Records for this task =
** begin **

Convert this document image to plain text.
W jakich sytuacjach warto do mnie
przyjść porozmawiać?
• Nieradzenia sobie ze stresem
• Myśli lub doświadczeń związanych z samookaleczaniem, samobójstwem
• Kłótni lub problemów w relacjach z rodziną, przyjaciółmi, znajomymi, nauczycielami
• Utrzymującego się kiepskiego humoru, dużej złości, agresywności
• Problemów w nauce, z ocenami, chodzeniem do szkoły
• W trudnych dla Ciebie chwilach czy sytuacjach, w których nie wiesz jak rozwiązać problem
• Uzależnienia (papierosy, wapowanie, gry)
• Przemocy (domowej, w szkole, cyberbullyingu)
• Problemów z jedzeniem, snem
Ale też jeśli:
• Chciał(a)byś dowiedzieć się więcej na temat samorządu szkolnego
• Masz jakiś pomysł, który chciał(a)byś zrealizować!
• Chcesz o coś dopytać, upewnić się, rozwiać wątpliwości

** end **

What the task asks = Set down the material above again, word for word.

Solution =
Convert this document image to plain text.
W jakich sytuacjach warto do mnie
przyjść porozmawiać?
• Nieradzenia sobie ze stresem
• Myśli lub doświadczeń związanych z samookaleczaniem, samobójstwem
• Kłótni lub problemów w relacjach z rodziną, przyjaciółmi, znajomymi, nauczycielami
• Utrzymującego się kiepskiego humoru, dużej złości, agresywności
• Problemów w nauce, z ocenami, chodzeniem do szkoły
• W trudnych dla Ciebie chwilach czy sytuacjach, w których nie wiesz jak rozwiązać problem
• Uzależnienia (papierosy, wapowanie, gry)
• Przemocy (domowej, w szkole, cyberbullyingu)
• Problemów z jedzeniem, snem
Ale też jeśli:
• Chciał(a)byś dowiedzieć się więcej na temat samorządu szkolnego
• Masz jakiś pomysł, który chciał(a)byś zrealizować!
• Chcesz o coś dopytać, upewnić się, rozwiać wątpliwości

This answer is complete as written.